- [TÂCHE À FAIRE]: Selon l'extrait sur le projet VR:RV, combien de personnes cet échange a-t-il réunies, et de quels pays venaient-elles ?

VR:RV
Dépasser des frontières sociales, mentales et physiques
Les formats de réalité virtuelle ouvrent de nouvelles perspectives au journalisme et à la documentation. Quelles sont-elles? Comment la réalité virtuelle va-t-elle à l’avenir influencer nos actions et quels rôles vont jouer les artistes et les coopérations internationales? Le projet d'échange VR:RV a permis à 25 artistes, scientifiques, producteurs et consultants médias allemands et canadiens de trouver des idées pour des projets internationaux communs et de discuter d’enjeux actuels liés aux technologies immersives.
La réalité virtuelle ouvre de nouvelles dimensions à la documentation et au journalisme : les utilisatrices et utilisateurs mettent un casque de réalité virtuelle et plongent directement dans les fonds marins, parcourent des musées virtuels ou pénètrent dans des secteurs dont l’accès leur est normalement fermé.

Relevés de l'emplacement des éléments:

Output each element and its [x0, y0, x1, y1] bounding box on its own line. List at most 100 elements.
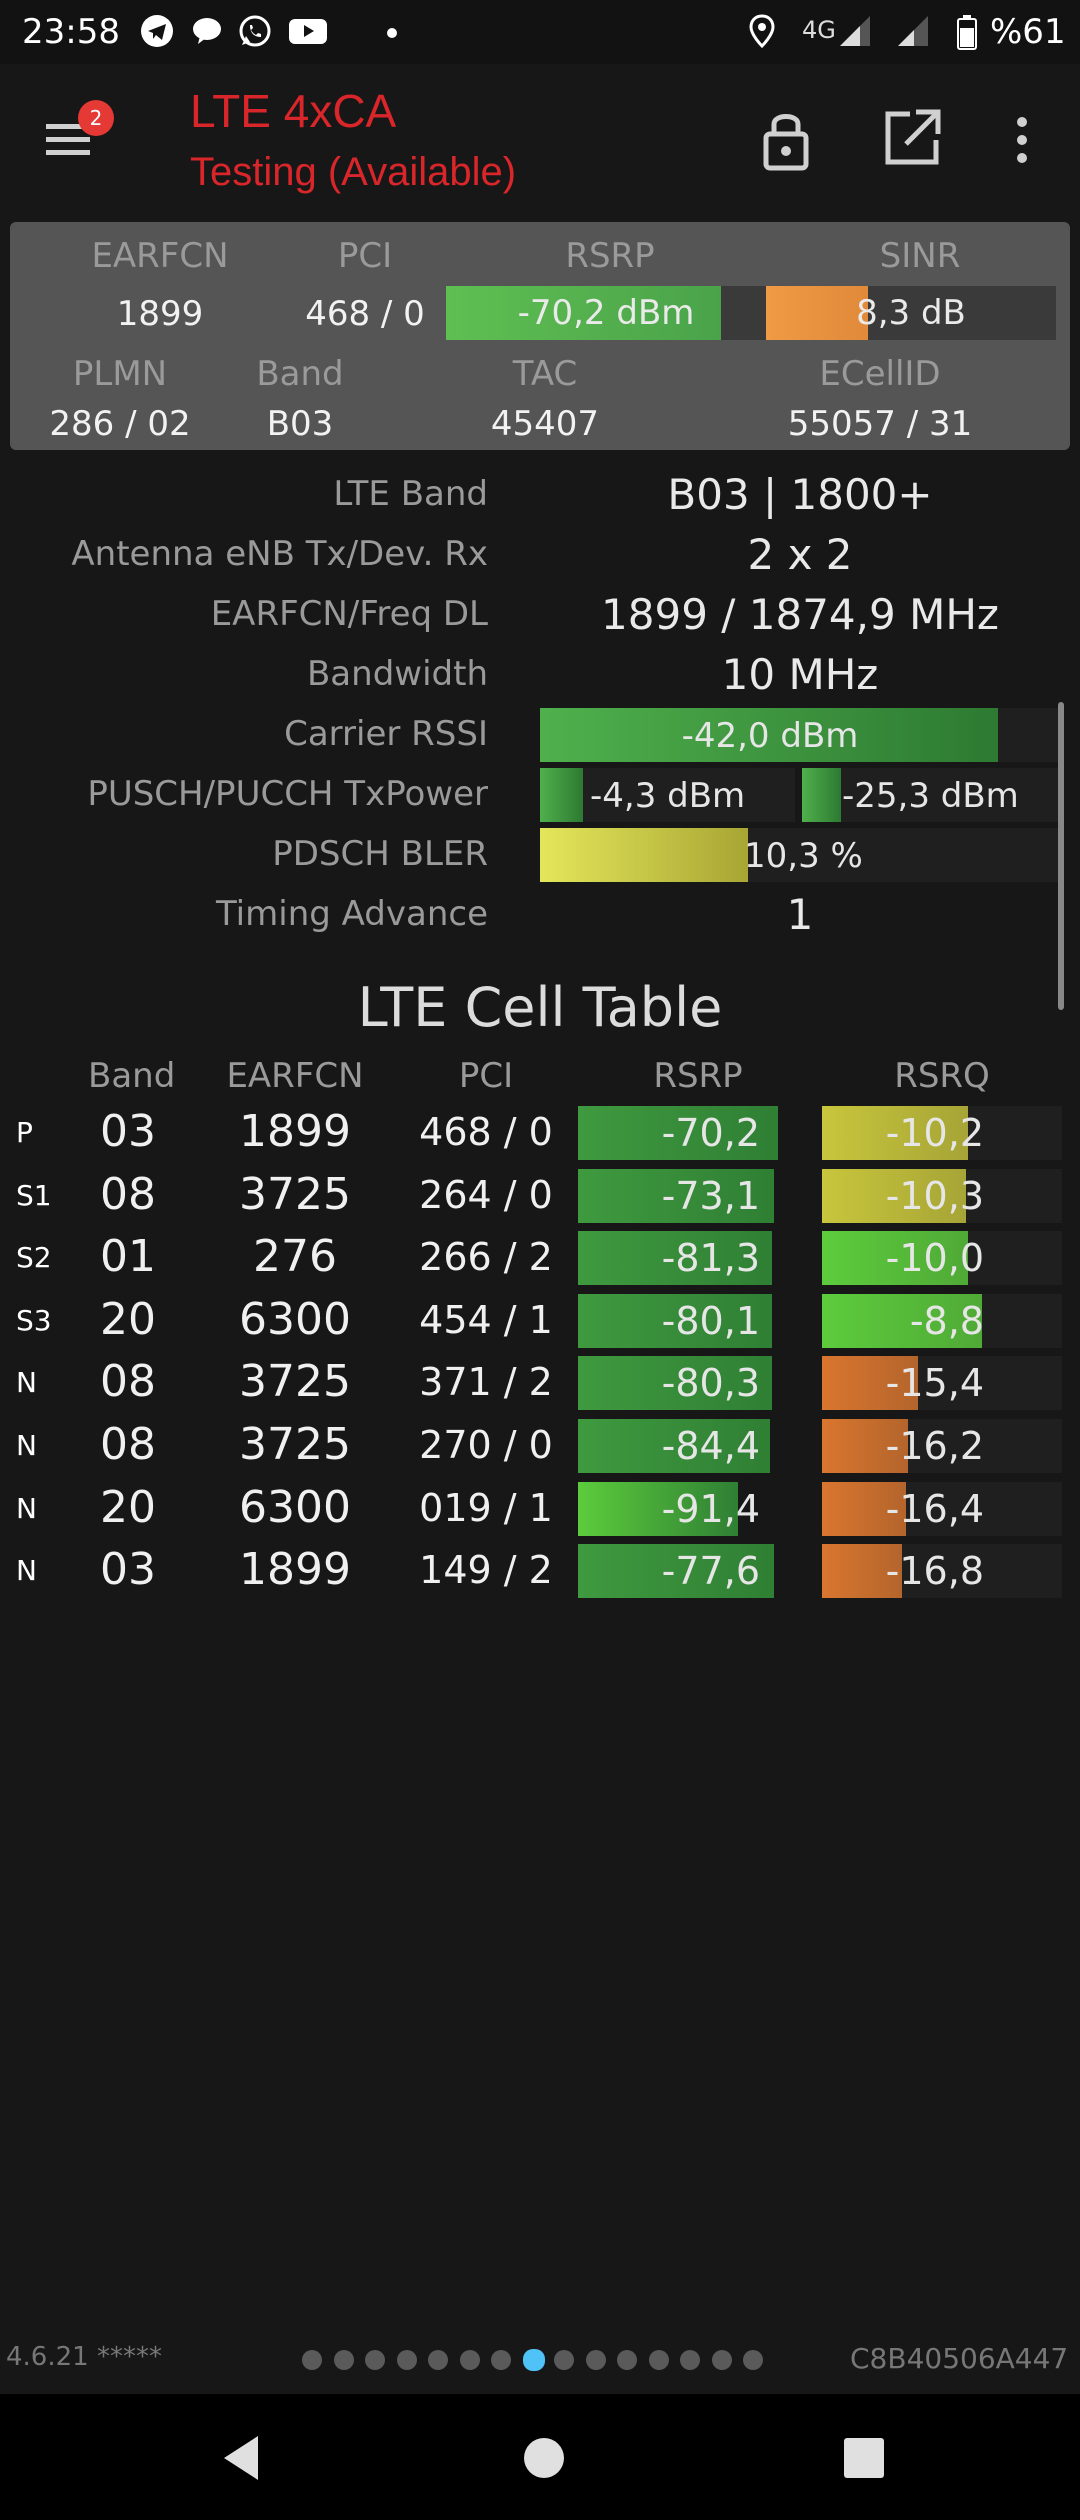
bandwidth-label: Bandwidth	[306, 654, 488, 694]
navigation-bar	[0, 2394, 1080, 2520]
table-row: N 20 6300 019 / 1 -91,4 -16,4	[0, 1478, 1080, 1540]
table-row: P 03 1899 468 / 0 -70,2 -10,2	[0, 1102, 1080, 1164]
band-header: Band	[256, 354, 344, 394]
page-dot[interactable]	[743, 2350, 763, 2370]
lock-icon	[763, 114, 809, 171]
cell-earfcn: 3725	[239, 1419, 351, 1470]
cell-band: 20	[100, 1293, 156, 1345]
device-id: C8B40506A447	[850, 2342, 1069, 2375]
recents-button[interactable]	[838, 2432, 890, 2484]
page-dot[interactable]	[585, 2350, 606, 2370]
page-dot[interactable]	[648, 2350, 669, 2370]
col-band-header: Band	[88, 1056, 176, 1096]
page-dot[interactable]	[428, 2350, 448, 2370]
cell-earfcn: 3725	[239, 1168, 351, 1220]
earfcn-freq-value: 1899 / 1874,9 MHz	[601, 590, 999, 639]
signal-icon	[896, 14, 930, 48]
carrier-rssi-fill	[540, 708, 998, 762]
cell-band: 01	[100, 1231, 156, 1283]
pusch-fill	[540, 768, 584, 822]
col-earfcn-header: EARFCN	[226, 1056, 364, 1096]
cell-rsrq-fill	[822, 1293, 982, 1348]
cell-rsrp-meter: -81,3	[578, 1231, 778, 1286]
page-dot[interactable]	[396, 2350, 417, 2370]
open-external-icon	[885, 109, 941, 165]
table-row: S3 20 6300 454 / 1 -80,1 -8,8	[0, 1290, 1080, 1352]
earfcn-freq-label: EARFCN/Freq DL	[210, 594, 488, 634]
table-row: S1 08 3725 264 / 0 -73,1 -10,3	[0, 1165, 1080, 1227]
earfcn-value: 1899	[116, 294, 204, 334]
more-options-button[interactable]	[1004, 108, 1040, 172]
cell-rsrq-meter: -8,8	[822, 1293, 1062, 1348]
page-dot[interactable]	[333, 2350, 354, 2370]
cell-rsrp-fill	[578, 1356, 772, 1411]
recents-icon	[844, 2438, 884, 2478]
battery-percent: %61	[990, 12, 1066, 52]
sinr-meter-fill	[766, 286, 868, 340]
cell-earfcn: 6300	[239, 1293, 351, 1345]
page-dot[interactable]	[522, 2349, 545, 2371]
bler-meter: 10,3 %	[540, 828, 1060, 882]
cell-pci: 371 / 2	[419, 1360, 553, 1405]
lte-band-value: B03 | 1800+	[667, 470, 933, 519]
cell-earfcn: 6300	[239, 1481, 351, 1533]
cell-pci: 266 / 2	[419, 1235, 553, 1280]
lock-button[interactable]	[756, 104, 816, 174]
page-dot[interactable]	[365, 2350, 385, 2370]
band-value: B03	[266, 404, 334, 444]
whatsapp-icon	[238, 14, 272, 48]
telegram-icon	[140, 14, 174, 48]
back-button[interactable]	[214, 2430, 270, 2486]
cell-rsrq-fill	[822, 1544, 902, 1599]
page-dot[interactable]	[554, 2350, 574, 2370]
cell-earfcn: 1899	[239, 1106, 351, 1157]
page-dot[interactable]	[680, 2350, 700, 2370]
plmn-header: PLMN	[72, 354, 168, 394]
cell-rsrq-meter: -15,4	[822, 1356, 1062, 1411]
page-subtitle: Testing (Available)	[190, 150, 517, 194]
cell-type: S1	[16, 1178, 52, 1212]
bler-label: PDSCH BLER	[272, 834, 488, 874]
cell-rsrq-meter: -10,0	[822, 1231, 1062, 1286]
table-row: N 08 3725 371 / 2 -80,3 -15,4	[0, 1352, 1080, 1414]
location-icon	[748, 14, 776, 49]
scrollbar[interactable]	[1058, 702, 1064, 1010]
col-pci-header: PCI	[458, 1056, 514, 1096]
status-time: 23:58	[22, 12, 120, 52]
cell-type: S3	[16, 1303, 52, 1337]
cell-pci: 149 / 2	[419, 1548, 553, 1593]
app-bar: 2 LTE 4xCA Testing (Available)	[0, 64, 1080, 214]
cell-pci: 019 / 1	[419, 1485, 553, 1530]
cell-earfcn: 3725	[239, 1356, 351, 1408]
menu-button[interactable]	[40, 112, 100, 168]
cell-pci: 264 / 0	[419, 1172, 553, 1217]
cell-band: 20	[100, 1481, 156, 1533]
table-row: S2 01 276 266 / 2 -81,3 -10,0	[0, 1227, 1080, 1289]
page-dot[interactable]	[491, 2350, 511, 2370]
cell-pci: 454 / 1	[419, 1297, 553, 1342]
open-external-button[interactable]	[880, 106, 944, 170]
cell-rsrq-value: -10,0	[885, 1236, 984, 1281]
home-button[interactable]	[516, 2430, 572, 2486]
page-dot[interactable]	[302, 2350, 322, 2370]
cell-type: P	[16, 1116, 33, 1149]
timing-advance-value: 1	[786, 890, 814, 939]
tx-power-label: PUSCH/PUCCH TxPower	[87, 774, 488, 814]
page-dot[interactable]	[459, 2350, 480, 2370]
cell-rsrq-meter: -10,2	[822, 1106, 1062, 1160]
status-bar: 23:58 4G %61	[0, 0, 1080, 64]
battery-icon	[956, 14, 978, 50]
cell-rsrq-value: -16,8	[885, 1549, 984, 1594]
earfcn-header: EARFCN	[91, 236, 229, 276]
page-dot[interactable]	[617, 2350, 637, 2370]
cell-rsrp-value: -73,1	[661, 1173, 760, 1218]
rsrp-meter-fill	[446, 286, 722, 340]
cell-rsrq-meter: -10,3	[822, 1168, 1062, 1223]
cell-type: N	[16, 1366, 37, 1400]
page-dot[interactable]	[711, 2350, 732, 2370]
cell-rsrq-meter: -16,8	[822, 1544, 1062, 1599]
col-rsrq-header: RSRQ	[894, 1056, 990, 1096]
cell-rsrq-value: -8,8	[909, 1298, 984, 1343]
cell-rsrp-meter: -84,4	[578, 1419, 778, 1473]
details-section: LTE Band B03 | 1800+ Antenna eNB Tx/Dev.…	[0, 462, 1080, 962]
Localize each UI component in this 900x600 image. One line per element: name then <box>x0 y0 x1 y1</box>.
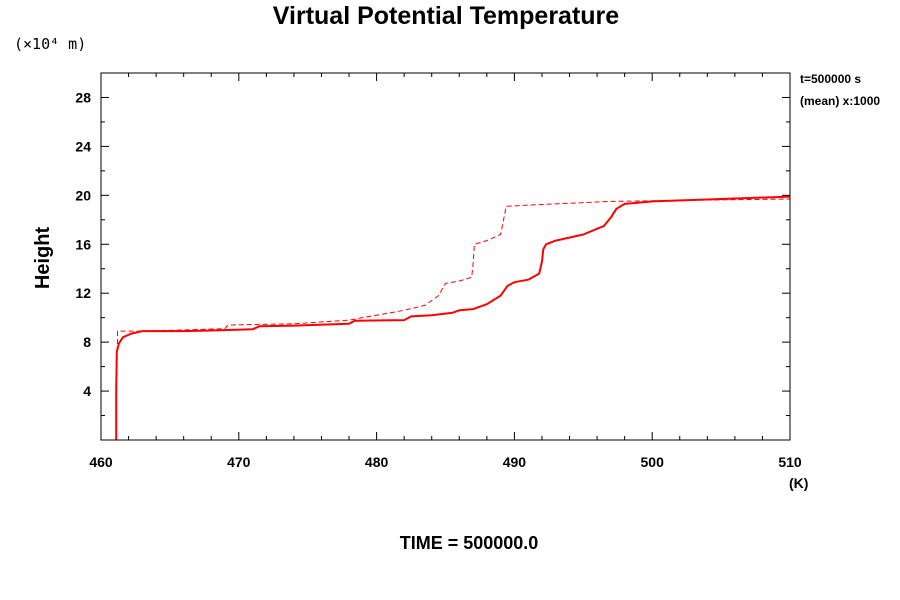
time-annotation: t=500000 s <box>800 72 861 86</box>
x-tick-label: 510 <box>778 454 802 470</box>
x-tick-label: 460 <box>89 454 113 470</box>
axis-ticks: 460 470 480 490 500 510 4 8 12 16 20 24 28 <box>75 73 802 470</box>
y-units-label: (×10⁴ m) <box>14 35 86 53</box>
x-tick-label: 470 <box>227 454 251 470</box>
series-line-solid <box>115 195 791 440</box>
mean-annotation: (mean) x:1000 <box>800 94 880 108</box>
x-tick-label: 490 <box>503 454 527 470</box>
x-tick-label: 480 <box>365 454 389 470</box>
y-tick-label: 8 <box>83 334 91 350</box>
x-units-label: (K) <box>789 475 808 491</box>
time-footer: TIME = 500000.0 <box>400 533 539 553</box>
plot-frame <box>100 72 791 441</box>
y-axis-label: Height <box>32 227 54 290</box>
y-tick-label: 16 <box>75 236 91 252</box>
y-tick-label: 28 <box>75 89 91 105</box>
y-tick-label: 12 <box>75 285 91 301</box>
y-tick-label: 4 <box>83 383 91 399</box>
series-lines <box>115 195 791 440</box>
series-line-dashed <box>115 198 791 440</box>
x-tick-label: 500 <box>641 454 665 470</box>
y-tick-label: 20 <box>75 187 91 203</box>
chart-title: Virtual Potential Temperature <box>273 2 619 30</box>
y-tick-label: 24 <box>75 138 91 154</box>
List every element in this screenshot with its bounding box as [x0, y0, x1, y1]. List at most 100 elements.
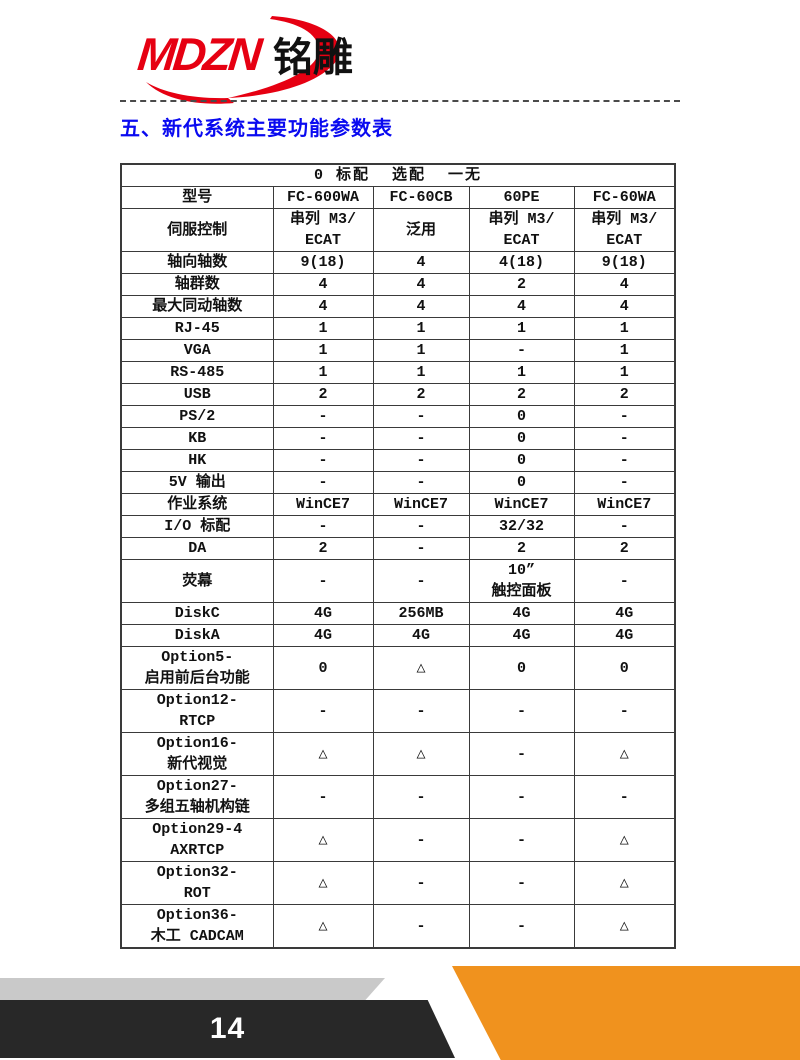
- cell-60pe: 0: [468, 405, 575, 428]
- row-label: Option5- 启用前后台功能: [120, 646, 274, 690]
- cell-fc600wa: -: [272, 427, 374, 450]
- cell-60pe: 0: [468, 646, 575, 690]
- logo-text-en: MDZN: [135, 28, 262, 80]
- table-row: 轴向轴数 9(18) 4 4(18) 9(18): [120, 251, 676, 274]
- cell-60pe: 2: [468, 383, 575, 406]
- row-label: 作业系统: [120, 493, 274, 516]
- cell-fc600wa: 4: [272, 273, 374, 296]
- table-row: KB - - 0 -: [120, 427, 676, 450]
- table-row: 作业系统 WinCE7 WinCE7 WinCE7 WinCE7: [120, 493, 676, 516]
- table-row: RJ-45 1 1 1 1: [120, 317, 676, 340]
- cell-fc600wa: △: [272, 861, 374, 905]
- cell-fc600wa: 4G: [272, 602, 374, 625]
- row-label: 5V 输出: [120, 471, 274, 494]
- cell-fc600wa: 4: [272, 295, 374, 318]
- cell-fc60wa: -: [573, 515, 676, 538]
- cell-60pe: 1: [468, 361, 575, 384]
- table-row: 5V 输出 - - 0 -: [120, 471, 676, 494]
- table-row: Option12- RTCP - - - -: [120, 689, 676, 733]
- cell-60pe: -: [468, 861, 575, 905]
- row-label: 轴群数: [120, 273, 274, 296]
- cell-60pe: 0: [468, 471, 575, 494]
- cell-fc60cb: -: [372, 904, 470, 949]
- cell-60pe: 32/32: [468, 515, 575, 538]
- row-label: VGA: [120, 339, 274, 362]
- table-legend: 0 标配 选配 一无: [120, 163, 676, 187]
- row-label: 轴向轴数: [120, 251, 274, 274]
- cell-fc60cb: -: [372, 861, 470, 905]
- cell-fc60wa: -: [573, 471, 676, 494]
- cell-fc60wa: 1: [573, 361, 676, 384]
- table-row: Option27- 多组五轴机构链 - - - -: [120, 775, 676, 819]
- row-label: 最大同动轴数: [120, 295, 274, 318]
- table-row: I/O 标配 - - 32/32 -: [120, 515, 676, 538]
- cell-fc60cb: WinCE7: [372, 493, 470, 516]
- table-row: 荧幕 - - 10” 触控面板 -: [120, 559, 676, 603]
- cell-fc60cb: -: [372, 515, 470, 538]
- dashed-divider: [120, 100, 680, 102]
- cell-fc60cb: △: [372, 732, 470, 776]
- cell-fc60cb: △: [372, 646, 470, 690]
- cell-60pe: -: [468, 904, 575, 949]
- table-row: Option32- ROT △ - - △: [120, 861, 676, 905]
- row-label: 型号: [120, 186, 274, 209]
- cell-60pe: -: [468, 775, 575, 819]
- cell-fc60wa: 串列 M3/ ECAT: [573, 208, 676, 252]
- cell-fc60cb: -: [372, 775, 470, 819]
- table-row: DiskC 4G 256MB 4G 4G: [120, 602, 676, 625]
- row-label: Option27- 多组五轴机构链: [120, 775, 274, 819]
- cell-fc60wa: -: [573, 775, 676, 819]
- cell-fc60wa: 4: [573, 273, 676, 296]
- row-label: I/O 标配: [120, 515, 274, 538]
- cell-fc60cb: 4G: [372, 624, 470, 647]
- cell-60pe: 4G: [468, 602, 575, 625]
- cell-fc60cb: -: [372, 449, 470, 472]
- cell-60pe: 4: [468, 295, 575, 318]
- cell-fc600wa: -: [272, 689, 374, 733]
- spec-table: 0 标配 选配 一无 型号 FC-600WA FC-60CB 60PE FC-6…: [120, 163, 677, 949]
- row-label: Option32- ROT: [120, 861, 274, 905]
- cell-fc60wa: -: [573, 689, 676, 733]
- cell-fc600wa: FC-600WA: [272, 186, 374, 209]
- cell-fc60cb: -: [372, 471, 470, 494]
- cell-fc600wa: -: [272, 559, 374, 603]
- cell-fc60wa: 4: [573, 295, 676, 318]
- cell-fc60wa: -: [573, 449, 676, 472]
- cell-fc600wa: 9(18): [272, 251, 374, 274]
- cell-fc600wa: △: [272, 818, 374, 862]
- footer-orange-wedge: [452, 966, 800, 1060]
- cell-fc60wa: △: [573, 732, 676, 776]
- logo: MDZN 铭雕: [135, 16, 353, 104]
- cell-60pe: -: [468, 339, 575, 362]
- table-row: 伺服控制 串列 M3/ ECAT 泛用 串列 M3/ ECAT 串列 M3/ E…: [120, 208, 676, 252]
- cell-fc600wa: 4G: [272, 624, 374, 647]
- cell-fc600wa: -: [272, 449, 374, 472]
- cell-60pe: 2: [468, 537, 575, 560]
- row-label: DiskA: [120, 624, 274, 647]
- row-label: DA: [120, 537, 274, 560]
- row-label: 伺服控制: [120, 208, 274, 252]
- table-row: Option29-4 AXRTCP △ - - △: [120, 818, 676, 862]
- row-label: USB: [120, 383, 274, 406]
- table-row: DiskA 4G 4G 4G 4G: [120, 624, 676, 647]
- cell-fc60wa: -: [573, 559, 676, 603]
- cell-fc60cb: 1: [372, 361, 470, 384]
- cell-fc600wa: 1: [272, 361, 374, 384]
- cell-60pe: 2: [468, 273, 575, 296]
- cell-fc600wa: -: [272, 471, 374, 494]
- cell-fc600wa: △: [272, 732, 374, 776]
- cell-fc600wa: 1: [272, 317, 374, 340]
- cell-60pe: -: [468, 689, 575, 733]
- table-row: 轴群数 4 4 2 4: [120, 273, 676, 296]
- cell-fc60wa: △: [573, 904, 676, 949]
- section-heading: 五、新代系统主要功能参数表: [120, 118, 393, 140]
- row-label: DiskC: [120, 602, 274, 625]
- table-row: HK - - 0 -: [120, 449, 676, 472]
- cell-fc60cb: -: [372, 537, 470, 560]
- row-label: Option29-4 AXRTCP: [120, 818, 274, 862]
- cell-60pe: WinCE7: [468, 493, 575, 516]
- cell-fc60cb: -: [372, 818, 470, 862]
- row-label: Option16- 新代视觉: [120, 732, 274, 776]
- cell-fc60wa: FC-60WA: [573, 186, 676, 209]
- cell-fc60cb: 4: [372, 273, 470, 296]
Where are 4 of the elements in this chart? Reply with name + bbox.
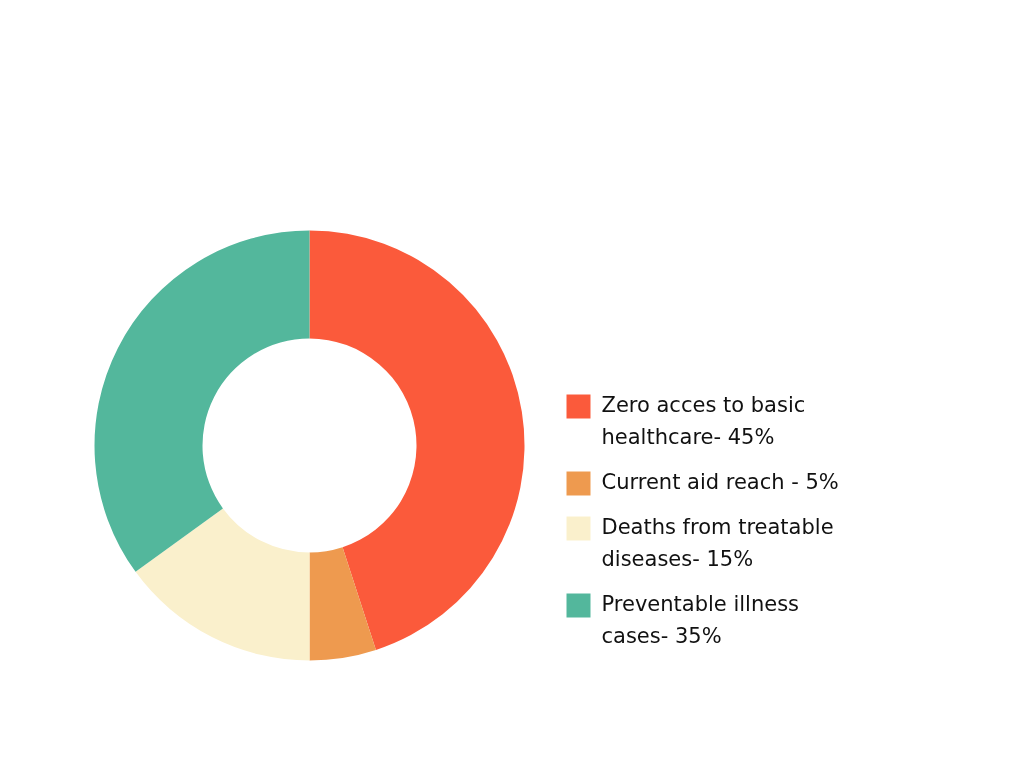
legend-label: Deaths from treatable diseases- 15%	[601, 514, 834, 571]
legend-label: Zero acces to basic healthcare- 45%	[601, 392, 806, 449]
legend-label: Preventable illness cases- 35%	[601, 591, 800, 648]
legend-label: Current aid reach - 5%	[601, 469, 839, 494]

- [TÂCHE ACCOMPLIE]: Il a réuni 25 artistes, scientifiques, producteurs et consultants médias, allemands et canadiens.